LISTING:
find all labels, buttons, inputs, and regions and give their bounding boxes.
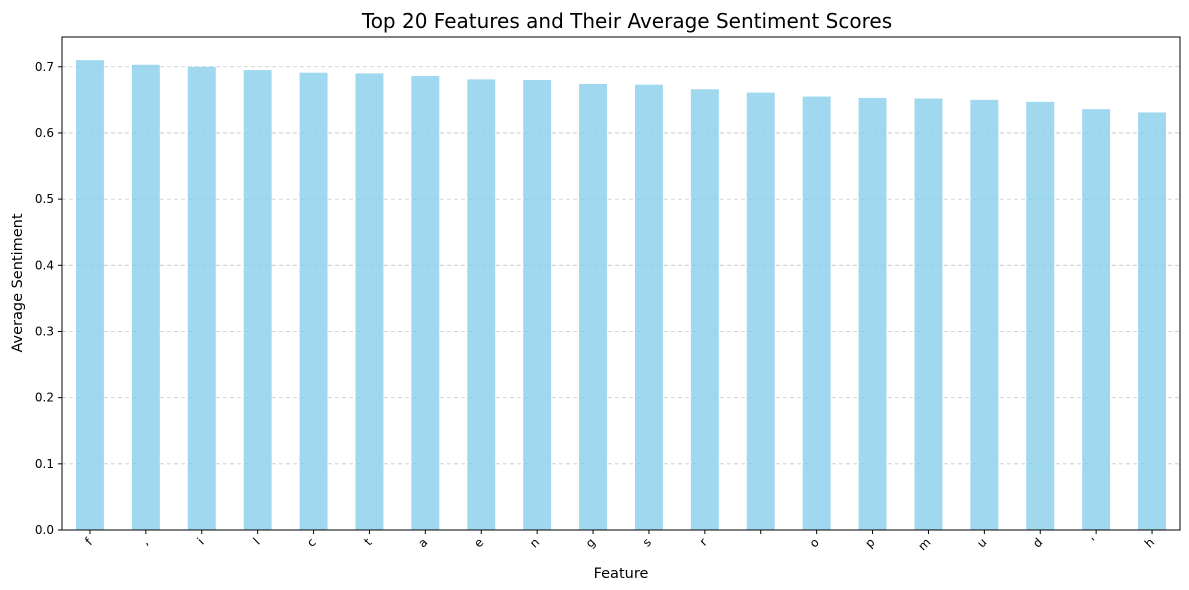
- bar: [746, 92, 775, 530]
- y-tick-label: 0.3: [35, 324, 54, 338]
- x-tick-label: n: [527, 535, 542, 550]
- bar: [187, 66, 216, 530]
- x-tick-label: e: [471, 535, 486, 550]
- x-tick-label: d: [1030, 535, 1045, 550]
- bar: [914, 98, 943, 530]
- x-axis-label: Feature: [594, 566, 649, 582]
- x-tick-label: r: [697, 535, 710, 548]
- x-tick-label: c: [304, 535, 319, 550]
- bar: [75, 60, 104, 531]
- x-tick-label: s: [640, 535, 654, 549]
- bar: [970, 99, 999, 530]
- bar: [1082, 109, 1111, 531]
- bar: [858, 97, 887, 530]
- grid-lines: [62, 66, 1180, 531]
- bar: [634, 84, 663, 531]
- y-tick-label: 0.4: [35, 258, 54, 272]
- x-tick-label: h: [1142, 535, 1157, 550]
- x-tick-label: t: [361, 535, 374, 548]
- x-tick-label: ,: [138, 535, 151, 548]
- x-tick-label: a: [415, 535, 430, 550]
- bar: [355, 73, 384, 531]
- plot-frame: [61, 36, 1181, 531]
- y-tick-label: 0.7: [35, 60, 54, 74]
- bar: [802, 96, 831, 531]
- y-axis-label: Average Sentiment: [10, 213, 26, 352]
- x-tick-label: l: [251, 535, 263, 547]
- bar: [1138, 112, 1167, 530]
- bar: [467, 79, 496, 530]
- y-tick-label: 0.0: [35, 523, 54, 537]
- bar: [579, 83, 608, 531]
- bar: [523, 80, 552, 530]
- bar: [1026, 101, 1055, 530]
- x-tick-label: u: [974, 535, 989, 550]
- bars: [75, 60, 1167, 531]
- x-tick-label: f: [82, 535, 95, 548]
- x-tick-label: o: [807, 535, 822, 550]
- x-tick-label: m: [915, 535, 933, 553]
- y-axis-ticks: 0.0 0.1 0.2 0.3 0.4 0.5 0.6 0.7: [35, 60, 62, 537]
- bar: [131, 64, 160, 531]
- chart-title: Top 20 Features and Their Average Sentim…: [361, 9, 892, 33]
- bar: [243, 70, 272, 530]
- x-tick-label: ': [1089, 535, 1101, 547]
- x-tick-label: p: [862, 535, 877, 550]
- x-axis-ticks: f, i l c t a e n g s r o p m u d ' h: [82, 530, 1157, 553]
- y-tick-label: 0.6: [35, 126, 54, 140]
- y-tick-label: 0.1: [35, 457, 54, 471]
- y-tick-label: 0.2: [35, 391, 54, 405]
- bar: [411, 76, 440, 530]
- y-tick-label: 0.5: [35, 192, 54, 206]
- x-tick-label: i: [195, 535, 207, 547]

WHAT YOU WILL DO: Copy out every line of the material above word for word, omitting the picture.

RESULT OF THIS TASK:
find all labels, buttons, inputs, and regions and give their bounding boxes.
- bar: [746, 92, 775, 530]
- y-tick-label: 0.3: [35, 324, 54, 338]
- x-tick-label: n: [527, 535, 542, 550]
- bar: [187, 66, 216, 530]
- x-tick-label: e: [471, 535, 486, 550]
- x-tick-label: d: [1030, 535, 1045, 550]
- bar: [914, 98, 943, 530]
- x-axis-label: Feature: [594, 566, 649, 582]
- x-tick-label: r: [697, 535, 710, 548]
- x-tick-label: c: [304, 535, 319, 550]
- bar: [75, 60, 104, 531]
- x-tick-label: s: [640, 535, 654, 549]
- bar: [970, 99, 999, 530]
- bar: [1082, 109, 1111, 531]
- bar: [858, 97, 887, 530]
- grid-lines: [62, 66, 1180, 531]
- bar: [634, 84, 663, 531]
- y-tick-label: 0.4: [35, 258, 54, 272]
- x-tick-label: h: [1142, 535, 1157, 550]
- x-tick-label: t: [361, 535, 374, 548]
- x-tick-label: ,: [138, 535, 151, 548]
- x-tick-label: a: [415, 535, 430, 550]
- bar: [355, 73, 384, 531]
- plot-frame: [61, 36, 1181, 531]
- y-tick-label: 0.7: [35, 60, 54, 74]
- bar: [802, 96, 831, 531]
- y-axis-label: Average Sentiment: [10, 213, 26, 352]
- x-tick-label: l: [251, 535, 263, 547]
- bar: [1138, 112, 1167, 530]
- bar: [467, 79, 496, 530]
- y-tick-label: 0.0: [35, 523, 54, 537]
- bar: [579, 83, 608, 531]
- bar: [523, 80, 552, 530]
- bar: [1026, 101, 1055, 530]
- x-tick-label: u: [974, 535, 989, 550]
- bars: [75, 60, 1167, 531]
- x-tick-label: f: [82, 535, 95, 548]
- x-tick-label: o: [807, 535, 822, 550]
- x-tick-label: m: [915, 535, 933, 553]
- y-axis-ticks: 0.0 0.1 0.2 0.3 0.4 0.5 0.6 0.7: [35, 60, 62, 537]
- bar: [131, 64, 160, 531]
- chart-title: Top 20 Features and Their Average Sentim…: [361, 9, 892, 33]
- bar: [243, 70, 272, 530]
- x-tick-label: ': [1089, 535, 1101, 547]
- x-tick-label: p: [862, 535, 877, 550]
- x-axis-ticks: f, i l c t a e n g s r o p m u d ' h: [82, 530, 1157, 553]
- y-tick-label: 0.6: [35, 126, 54, 140]
- y-tick-label: 0.1: [35, 457, 54, 471]
- y-tick-label: 0.2: [35, 391, 54, 405]
- bar: [411, 76, 440, 530]
- y-tick-label: 0.5: [35, 192, 54, 206]
- x-tick-label: i: [195, 535, 207, 547]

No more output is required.